## SUPPLIED INFORMATION
====

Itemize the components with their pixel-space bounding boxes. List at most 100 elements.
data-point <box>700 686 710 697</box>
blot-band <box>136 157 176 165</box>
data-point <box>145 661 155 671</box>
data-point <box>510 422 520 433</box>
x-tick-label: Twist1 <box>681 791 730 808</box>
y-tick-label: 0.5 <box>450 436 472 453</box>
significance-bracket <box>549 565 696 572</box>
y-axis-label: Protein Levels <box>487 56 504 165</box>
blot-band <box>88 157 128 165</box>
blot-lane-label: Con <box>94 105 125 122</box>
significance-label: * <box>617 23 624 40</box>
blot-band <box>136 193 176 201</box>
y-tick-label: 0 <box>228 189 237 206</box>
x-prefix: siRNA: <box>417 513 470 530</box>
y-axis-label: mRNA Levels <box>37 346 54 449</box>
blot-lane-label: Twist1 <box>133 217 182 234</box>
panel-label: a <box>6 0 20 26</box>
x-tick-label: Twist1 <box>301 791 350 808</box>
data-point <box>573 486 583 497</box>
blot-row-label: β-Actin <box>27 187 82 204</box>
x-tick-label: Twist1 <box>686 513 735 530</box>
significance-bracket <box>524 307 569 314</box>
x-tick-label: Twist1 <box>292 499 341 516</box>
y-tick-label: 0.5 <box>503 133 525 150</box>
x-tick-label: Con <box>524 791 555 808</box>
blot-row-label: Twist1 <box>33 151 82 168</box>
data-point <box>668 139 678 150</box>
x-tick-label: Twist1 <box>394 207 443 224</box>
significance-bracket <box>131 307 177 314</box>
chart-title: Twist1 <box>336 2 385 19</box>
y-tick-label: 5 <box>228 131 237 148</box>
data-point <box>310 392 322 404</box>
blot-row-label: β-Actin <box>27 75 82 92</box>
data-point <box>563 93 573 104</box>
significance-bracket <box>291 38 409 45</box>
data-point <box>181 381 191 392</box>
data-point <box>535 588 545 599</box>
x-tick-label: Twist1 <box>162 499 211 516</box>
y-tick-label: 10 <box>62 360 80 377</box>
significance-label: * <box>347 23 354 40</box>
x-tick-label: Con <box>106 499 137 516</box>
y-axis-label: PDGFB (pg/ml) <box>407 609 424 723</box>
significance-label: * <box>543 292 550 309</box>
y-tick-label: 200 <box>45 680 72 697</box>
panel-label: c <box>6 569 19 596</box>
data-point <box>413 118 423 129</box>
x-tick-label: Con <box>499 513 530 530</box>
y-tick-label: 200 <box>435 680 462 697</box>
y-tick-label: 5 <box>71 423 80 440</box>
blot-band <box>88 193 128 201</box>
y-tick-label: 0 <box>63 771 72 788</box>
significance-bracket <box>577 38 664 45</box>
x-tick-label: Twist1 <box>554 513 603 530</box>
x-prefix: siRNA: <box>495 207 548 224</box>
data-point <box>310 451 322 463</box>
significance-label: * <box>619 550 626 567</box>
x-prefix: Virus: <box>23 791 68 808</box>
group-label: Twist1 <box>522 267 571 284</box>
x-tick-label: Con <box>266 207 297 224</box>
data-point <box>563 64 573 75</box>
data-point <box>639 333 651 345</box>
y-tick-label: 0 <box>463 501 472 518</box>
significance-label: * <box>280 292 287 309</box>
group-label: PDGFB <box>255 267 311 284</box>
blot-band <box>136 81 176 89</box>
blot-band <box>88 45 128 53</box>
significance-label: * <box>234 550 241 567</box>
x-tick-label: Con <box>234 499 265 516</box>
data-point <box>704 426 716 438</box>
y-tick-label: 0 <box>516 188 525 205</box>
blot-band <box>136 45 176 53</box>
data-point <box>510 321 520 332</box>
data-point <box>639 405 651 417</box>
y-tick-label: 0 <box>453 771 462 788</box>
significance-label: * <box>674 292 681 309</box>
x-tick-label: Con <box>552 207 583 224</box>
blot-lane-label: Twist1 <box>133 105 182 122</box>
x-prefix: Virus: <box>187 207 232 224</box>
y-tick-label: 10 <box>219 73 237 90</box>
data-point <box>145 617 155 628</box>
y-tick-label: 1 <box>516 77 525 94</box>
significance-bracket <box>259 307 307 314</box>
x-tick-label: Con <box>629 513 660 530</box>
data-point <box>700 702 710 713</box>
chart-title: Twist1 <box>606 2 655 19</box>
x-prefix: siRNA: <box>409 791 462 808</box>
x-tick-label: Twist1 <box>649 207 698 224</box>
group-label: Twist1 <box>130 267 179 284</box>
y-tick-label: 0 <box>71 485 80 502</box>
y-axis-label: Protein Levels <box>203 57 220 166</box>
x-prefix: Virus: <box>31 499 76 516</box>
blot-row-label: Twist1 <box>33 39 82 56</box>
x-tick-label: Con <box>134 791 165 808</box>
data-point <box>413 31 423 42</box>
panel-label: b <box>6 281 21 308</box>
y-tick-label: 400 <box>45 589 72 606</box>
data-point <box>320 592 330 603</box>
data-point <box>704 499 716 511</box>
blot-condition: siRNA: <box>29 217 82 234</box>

====

Return all the data above, unaltered and complete.

Itemize the components with their pixel-space bounding boxes. List at most 100 elements.
data-point <box>700 686 710 697</box>
blot-band <box>136 157 176 165</box>
data-point <box>145 661 155 671</box>
data-point <box>510 422 520 433</box>
x-tick-label: Twist1 <box>681 791 730 808</box>
y-tick-label: 0.5 <box>450 436 472 453</box>
significance-bracket <box>549 565 696 572</box>
y-axis-label: Protein Levels <box>487 56 504 165</box>
blot-band <box>88 157 128 165</box>
blot-lane-label: Con <box>94 105 125 122</box>
significance-label: * <box>617 23 624 40</box>
blot-band <box>136 193 176 201</box>
y-tick-label: 0 <box>228 189 237 206</box>
x-prefix: siRNA: <box>417 513 470 530</box>
y-axis-label: mRNA Levels <box>37 346 54 449</box>
blot-lane-label: Twist1 <box>133 217 182 234</box>
panel-label: a <box>6 0 20 26</box>
x-tick-label: Twist1 <box>301 791 350 808</box>
data-point <box>573 486 583 497</box>
blot-row-label: β-Actin <box>27 187 82 204</box>
x-tick-label: Twist1 <box>686 513 735 530</box>
significance-bracket <box>524 307 569 314</box>
x-tick-label: Twist1 <box>292 499 341 516</box>
y-tick-label: 0.5 <box>503 133 525 150</box>
x-tick-label: Con <box>524 791 555 808</box>
blot-row-label: Twist1 <box>33 151 82 168</box>
data-point <box>668 139 678 150</box>
x-tick-label: Twist1 <box>394 207 443 224</box>
significance-bracket <box>131 307 177 314</box>
chart-title: Twist1 <box>336 2 385 19</box>
y-tick-label: 5 <box>228 131 237 148</box>
data-point <box>310 392 322 404</box>
blot-row-label: β-Actin <box>27 75 82 92</box>
data-point <box>563 93 573 104</box>
significance-bracket <box>291 38 409 45</box>
data-point <box>181 381 191 392</box>
data-point <box>535 588 545 599</box>
x-tick-label: Twist1 <box>162 499 211 516</box>
y-tick-label: 10 <box>62 360 80 377</box>
significance-label: * <box>347 23 354 40</box>
x-tick-label: Con <box>106 499 137 516</box>
y-axis-label: PDGFB (pg/ml) <box>407 609 424 723</box>
significance-label: * <box>543 292 550 309</box>
y-tick-label: 200 <box>45 680 72 697</box>
panel-label: c <box>6 569 19 596</box>
data-point <box>413 118 423 129</box>
x-tick-label: Con <box>499 513 530 530</box>
y-tick-label: 200 <box>435 680 462 697</box>
y-tick-label: 5 <box>71 423 80 440</box>
blot-band <box>88 193 128 201</box>
y-tick-label: 0 <box>63 771 72 788</box>
significance-bracket <box>577 38 664 45</box>
x-tick-label: Twist1 <box>554 513 603 530</box>
x-prefix: siRNA: <box>495 207 548 224</box>
data-point <box>310 451 322 463</box>
significance-label: * <box>619 550 626 567</box>
x-prefix: Virus: <box>23 791 68 808</box>
group-label: Twist1 <box>522 267 571 284</box>
x-tick-label: Con <box>266 207 297 224</box>
data-point <box>563 64 573 75</box>
data-point <box>639 333 651 345</box>
y-tick-label: 0 <box>463 501 472 518</box>
significance-label: * <box>280 292 287 309</box>
group-label: PDGFB <box>255 267 311 284</box>
blot-band <box>136 81 176 89</box>
blot-band <box>88 45 128 53</box>
significance-label: * <box>234 550 241 567</box>
x-tick-label: Con <box>234 499 265 516</box>
data-point <box>704 426 716 438</box>
y-tick-label: 0 <box>516 188 525 205</box>
blot-band <box>136 45 176 53</box>
data-point <box>510 321 520 332</box>
data-point <box>639 405 651 417</box>
y-tick-label: 0 <box>453 771 462 788</box>
significance-label: * <box>674 292 681 309</box>
x-tick-label: Con <box>552 207 583 224</box>
blot-lane-label: Twist1 <box>133 105 182 122</box>
x-prefix: Virus: <box>187 207 232 224</box>
y-tick-label: 10 <box>219 73 237 90</box>
data-point <box>145 617 155 628</box>
y-tick-label: 1 <box>516 77 525 94</box>
significance-bracket <box>259 307 307 314</box>
x-tick-label: Con <box>629 513 660 530</box>
data-point <box>700 702 710 713</box>
chart-title: Twist1 <box>606 2 655 19</box>
x-prefix: siRNA: <box>409 791 462 808</box>
x-tick-label: Twist1 <box>649 207 698 224</box>
group-label: Twist1 <box>130 267 179 284</box>
y-tick-label: 0 <box>71 485 80 502</box>
y-axis-label: Protein Levels <box>203 57 220 166</box>
x-prefix: Virus: <box>31 499 76 516</box>
blot-row-label: Twist1 <box>33 39 82 56</box>
x-tick-label: Con <box>134 791 165 808</box>
data-point <box>413 31 423 42</box>
panel-label: b <box>6 281 21 308</box>
y-tick-label: 400 <box>45 589 72 606</box>
data-point <box>320 592 330 603</box>
data-point <box>704 499 716 511</box>
blot-condition: siRNA: <box>29 217 82 234</box>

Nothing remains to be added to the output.